WHAT IS REQUIRED:
Each entry below should be reproduced character for character.
:::::
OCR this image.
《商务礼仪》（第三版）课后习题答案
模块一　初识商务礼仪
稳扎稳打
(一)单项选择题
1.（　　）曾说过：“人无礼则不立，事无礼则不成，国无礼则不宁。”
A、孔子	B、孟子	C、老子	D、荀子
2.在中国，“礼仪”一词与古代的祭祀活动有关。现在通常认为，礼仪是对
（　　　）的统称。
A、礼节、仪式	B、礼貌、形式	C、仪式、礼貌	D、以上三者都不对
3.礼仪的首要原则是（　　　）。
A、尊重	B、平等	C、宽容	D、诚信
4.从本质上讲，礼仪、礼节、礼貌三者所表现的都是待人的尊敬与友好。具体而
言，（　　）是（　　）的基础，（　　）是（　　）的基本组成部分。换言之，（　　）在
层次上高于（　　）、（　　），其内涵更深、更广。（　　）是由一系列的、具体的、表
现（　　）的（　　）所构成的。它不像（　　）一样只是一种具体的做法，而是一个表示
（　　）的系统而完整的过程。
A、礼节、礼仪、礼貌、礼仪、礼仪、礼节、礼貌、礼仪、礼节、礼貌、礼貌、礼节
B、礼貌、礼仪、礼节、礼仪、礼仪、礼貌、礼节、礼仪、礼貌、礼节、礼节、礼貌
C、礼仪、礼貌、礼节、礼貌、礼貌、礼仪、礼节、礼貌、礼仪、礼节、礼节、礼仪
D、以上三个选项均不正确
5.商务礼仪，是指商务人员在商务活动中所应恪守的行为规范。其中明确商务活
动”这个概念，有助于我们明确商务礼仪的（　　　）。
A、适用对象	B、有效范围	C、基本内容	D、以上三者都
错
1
:::::
ANSWER FOR THIS EXERCISE:
OCR this image.
《商务礼仪》（第三版）课后习题答案
模块一　初识商务礼仪
稳扎稳打
(一)单项选择题
1.（　　）曾说过：“人无礼则不立，事无礼则不成，国无礼则不宁。”
A、孔子	B、孟子	C、老子	D、荀子
2.在中国，“礼仪”一词与古代的祭祀活动有关。现在通常认为，礼仪是对
（　　　）的统称。
A、礼节、仪式	B、礼貌、形式	C、仪式、礼貌	D、以上三者都不对
3.礼仪的首要原则是（　　　）。
A、尊重	B、平等	C、宽容	D、诚信
4.从本质上讲，礼仪、礼节、礼貌三者所表现的都是待人的尊敬与友好。具体而
言，（　　）是（　　）的基础，（　　）是（　　）的基本组成部分。换言之，（　　）在
层次上高于（　　）、（　　），其内涵更深、更广。（　　）是由一系列的、具体的、表
现（　　）的（　　）所构成的。它不像（　　）一样只是一种具体的做法，而是一个表示
（　　）的系统而完整的过程。
A、礼节、礼仪、礼貌、礼仪、礼仪、礼节、礼貌、礼仪、礼节、礼貌、礼貌、礼节
B、礼貌、礼仪、礼节、礼仪、礼仪、礼貌、礼节、礼仪、礼貌、礼节、礼节、礼貌
C、礼仪、礼貌、礼节、礼貌、礼貌、礼仪、礼节、礼貌、礼仪、礼节、礼节、礼仪
D、以上三个选项均不正确
5.商务礼仪，是指商务人员在商务活动中所应恪守的行为规范。其中明确商务活
动”这个概念，有助于我们明确商务礼仪的（　　　）。
A、适用对象	B、有效范围	C、基本内容	D、以上三者都
错
1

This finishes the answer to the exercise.